TO DO.
Calculate how many lines in the following records hold the word "screenshot", and report that number without comment.

##### EXCERPTED DATA

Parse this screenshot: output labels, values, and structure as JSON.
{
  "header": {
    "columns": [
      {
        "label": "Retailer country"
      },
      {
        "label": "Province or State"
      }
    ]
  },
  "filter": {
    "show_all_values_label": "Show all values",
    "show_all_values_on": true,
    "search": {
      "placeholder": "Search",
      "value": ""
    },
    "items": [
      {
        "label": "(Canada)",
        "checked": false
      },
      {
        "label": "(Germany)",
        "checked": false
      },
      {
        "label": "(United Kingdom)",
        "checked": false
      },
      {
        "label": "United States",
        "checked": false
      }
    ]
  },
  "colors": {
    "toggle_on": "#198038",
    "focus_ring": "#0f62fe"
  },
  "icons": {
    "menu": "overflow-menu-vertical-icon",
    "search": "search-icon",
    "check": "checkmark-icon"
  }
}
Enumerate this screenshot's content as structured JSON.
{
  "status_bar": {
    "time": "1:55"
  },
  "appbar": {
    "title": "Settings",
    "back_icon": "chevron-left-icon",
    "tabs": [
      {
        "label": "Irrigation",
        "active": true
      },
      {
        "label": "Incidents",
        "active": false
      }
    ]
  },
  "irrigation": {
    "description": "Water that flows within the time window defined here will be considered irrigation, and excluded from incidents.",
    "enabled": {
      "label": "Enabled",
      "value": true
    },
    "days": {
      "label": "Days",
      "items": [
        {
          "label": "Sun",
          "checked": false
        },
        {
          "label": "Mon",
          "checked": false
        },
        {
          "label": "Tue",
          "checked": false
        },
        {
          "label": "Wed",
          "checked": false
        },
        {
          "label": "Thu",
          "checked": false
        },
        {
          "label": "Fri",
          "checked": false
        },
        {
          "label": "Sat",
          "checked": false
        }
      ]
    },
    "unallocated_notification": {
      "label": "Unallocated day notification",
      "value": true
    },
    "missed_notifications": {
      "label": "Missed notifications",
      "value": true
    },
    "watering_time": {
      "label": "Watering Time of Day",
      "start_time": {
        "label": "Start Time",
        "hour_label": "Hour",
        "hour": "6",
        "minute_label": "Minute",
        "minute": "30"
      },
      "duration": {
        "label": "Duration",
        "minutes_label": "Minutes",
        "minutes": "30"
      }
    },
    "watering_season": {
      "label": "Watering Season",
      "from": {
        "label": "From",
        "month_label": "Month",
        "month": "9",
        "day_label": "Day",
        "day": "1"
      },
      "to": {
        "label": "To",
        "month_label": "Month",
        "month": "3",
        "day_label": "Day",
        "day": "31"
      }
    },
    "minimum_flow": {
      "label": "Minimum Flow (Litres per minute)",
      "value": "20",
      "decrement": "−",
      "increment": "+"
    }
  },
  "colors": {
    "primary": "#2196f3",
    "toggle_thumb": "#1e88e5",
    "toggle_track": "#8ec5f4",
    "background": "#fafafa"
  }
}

##########

COMPLETED EXERCISE.
2